• _Task description_: Give the entries again, word for word.
# Start of Provided data
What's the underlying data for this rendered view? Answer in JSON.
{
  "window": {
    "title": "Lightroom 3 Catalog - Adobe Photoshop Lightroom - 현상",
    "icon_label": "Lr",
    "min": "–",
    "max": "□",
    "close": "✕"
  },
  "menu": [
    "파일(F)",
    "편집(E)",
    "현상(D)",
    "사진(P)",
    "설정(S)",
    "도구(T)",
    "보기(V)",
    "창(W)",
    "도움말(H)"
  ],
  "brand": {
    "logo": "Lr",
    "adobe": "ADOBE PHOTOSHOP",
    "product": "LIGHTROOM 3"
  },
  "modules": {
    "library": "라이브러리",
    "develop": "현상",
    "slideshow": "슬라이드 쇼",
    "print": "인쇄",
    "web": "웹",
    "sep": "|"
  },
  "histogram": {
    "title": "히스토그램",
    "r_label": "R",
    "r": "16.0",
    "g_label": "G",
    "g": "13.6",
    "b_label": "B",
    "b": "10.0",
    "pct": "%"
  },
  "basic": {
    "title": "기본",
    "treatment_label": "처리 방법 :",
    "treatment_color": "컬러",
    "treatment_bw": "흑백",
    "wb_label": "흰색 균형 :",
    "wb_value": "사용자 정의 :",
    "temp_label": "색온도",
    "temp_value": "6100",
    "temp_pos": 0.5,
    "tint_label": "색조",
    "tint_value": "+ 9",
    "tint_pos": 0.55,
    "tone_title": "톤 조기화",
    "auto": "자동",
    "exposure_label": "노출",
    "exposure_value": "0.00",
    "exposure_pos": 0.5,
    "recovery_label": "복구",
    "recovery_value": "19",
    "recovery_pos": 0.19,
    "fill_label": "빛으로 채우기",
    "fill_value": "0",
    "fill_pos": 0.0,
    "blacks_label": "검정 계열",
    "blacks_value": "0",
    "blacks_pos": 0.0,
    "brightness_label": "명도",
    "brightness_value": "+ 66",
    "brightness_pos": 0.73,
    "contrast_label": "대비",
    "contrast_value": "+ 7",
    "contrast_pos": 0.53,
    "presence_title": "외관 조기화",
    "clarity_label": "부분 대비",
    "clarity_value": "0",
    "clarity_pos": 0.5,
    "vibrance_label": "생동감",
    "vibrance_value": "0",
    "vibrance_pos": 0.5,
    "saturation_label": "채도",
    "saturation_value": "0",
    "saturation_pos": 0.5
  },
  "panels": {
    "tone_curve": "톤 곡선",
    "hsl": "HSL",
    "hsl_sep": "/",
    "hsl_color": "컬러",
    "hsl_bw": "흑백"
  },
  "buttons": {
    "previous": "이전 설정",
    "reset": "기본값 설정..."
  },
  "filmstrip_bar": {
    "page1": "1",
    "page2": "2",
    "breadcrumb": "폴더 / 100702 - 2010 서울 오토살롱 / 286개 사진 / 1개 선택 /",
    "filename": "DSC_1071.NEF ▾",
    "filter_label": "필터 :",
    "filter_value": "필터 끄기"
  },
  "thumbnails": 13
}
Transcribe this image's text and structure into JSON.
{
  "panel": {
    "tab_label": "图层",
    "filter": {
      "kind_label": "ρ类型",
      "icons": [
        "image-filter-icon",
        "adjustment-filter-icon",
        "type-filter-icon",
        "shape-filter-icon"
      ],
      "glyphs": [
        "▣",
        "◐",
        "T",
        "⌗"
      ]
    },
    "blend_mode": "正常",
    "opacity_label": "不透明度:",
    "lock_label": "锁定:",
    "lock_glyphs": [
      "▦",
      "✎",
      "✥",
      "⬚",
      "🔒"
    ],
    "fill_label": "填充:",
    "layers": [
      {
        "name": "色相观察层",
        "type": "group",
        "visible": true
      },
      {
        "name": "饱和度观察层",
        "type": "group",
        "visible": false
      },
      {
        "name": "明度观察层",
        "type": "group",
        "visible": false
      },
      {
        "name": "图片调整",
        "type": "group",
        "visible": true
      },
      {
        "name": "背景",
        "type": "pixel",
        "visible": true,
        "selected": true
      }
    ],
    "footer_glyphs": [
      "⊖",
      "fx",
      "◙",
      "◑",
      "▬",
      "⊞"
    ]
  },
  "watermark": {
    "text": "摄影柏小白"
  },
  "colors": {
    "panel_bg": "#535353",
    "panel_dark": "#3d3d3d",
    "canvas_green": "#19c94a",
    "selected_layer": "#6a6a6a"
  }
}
# End of Provided data
• _Answer to the task_:
What's the underlying data for this rendered view? Answer in JSON.
{
  "window": {
    "title": "Lightroom 3 Catalog - Adobe Photoshop Lightroom - 현상",
    "icon_label": "Lr",
    "min": "–",
    "max": "□",
    "close": "✕"
  },
  "menu": [
    "파일(F)",
    "편집(E)",
    "현상(D)",
    "사진(P)",
    "설정(S)",
    "도구(T)",
    "보기(V)",
    "창(W)",
    "도움말(H)"
  ],
  "brand": {
    "logo": "Lr",
    "adobe": "ADOBE PHOTOSHOP",
    "product": "LIGHTROOM 3"
  },
  "modules": {
    "library": "라이브러리",
    "develop": "현상",
    "slideshow": "슬라이드 쇼",
    "print": "인쇄",
    "web": "웹",
    "sep": "|"
  },
  "histogram": {
    "title": "히스토그램",
    "r_label": "R",
    "r": "16.0",
    "g_label": "G",
    "g": "13.6",
    "b_label": "B",
    "b": "10.0",
    "pct": "%"
  },
  "basic": {
    "title": "기본",
    "treatment_label": "처리 방법 :",
    "treatment_color": "컬러",
    "treatment_bw": "흑백",
    "wb_label": "흰색 균형 :",
    "wb_value": "사용자 정의 :",
    "temp_label": "색온도",
    "temp_value": "6100",
    "temp_pos": 0.5,
    "tint_label": "색조",
    "tint_value": "+ 9",
    "tint_pos": 0.55,
    "tone_title": "톤 조기화",
    "auto": "자동",
    "exposure_label": "노출",
    "exposure_value": "0.00",
    "exposure_pos": 0.5,
    "recovery_label": "복구",
    "recovery_value": "19",
    "recovery_pos": 0.19,
    "fill_label": "빛으로 채우기",
    "fill_value": "0",
    "fill_pos": 0.0,
    "blacks_label": "검정 계열",
    "blacks_value": "0",
    "blacks_pos": 0.0,
    "brightness_label": "명도",
    "brightness_value": "+ 66",
    "brightness_pos": 0.73,
    "contrast_label": "대비",
    "contrast_value": "+ 7",
    "contrast_pos": 0.53,
    "presence_title": "외관 조기화",
    "clarity_label": "부분 대비",
    "clarity_value": "0",
    "clarity_pos": 0.5,
    "vibrance_label": "생동감",
    "vibrance_value": "0",
    "vibrance_pos": 0.5,
    "saturation_label": "채도",
    "saturation_value": "0",
    "saturation_pos": 0.5
  },
  "panels": {
    "tone_curve": "톤 곡선",
    "hsl": "HSL",
    "hsl_sep": "/",
    "hsl_color": "컬러",
    "hsl_bw": "흑백"
  },
  "buttons": {
    "previous": "이전 설정",
    "reset": "기본값 설정..."
  },
  "filmstrip_bar": {
    "page1": "1",
    "page2": "2",
    "breadcrumb": "폴더 / 100702 - 2010 서울 오토살롱 / 286개 사진 / 1개 선택 /",
    "filename": "DSC_1071.NEF ▾",
    "filter_label": "필터 :",
    "filter_value": "필터 끄기"
  },
  "thumbnails": 13
}
Transcribe this image's text and structure into JSON.
{
  "panel": {
    "tab_label": "图层",
    "filter": {
      "kind_label": "ρ类型",
      "icons": [
        "image-filter-icon",
        "adjustment-filter-icon",
        "type-filter-icon",
        "shape-filter-icon"
      ],
      "glyphs": [
        "▣",
        "◐",
        "T",
        "⌗"
      ]
    },
    "blend_mode": "正常",
    "opacity_label": "不透明度:",
    "lock_label": "锁定:",
    "lock_glyphs": [
      "▦",
      "✎",
      "✥",
      "⬚",
      "🔒"
    ],
    "fill_label": "填充:",
    "layers": [
      {
        "name": "色相观察层",
        "type": "group",
        "visible": true
      },
      {
        "name": "饱和度观察层",
        "type": "group",
        "visible": false
      },
      {
        "name": "明度观察层",
        "type": "group",
        "visible": false
      },
      {
        "name": "图片调整",
        "type": "group",
        "visible": true
      },
      {
        "name": "背景",
        "type": "pixel",
        "visible": true,
        "selected": true
      }
    ],
    "footer_glyphs": [
      "⊖",
      "fx",
      "◙",
      "◑",
      "▬",
      "⊞"
    ]
  },
  "watermark": {
    "text": "摄影柏小白"
  },
  "colors": {
    "panel_bg": "#535353",
    "panel_dark": "#3d3d3d",
    "canvas_green": "#19c94a",
    "selected_layer": "#6a6a6a"
  }
}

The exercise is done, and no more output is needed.